■ DIRECTIVE
All records below must be retyped exactly.

■ RECORDS PROVIDED
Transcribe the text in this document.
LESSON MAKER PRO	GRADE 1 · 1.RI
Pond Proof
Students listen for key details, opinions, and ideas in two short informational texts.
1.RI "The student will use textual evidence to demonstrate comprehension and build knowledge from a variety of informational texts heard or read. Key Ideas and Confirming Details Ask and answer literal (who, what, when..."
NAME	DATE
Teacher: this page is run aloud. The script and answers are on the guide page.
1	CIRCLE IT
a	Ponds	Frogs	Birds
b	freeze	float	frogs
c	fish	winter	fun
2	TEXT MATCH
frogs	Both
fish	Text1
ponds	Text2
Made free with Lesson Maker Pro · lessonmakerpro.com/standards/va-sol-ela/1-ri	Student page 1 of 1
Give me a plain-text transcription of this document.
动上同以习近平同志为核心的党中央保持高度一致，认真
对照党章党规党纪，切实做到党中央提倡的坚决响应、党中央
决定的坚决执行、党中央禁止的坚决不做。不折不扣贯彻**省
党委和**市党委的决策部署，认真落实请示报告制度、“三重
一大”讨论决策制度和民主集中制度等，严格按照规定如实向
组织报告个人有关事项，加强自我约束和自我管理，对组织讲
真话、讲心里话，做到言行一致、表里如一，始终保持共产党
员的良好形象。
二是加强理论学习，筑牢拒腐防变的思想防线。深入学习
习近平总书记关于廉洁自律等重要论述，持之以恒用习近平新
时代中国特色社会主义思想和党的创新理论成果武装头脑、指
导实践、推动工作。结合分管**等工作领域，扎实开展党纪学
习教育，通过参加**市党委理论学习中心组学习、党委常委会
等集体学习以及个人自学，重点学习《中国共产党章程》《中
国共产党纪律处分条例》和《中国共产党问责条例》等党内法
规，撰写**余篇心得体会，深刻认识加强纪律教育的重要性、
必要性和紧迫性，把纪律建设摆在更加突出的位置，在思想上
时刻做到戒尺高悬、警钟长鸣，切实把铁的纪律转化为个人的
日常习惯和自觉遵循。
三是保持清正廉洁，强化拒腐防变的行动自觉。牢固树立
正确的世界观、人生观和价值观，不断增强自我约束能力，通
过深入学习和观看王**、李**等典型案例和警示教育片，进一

■ FULL OUTPUT
Transcribe the text in this document.
LESSON MAKER PRO	GRADE 1 · 1.RI
Pond Proof
Students listen for key details, opinions, and ideas in two short informational texts.
1.RI "The student will use textual evidence to demonstrate comprehension and build knowledge from a variety of informational texts heard or read. Key Ideas and Confirming Details Ask and answer literal (who, what, when..."
NAME	DATE
Teacher: this page is run aloud. The script and answers are on the guide page.
1	CIRCLE IT
a	Ponds	Frogs	Birds
b	freeze	float	frogs
c	fish	winter	fun
2	TEXT MATCH
frogs	Both
fish	Text1
ponds	Text2
Made free with Lesson Maker Pro · lessonmakerpro.com/standards/va-sol-ela/1-ri	Student page 1 of 1
Give me a plain-text transcription of this document.
动上同以习近平同志为核心的党中央保持高度一致，认真
对照党章党规党纪，切实做到党中央提倡的坚决响应、党中央
决定的坚决执行、党中央禁止的坚决不做。不折不扣贯彻**省
党委和**市党委的决策部署，认真落实请示报告制度、“三重
一大”讨论决策制度和民主集中制度等，严格按照规定如实向
组织报告个人有关事项，加强自我约束和自我管理，对组织讲
真话、讲心里话，做到言行一致、表里如一，始终保持共产党
员的良好形象。
二是加强理论学习，筑牢拒腐防变的思想防线。深入学习
习近平总书记关于廉洁自律等重要论述，持之以恒用习近平新
时代中国特色社会主义思想和党的创新理论成果武装头脑、指
导实践、推动工作。结合分管**等工作领域，扎实开展党纪学
习教育，通过参加**市党委理论学习中心组学习、党委常委会
等集体学习以及个人自学，重点学习《中国共产党章程》《中
国共产党纪律处分条例》和《中国共产党问责条例》等党内法
规，撰写**余篇心得体会，深刻认识加强纪律教育的重要性、
必要性和紧迫性，把纪律建设摆在更加突出的位置，在思想上
时刻做到戒尺高悬、警钟长鸣，切实把铁的纪律转化为个人的
日常习惯和自觉遵循。
三是保持清正廉洁，强化拒腐防变的行动自觉。牢固树立
正确的世界观、人生观和价值观，不断增强自我约束能力，通
过深入学习和观看王**、李**等典型案例和警示教育片，进一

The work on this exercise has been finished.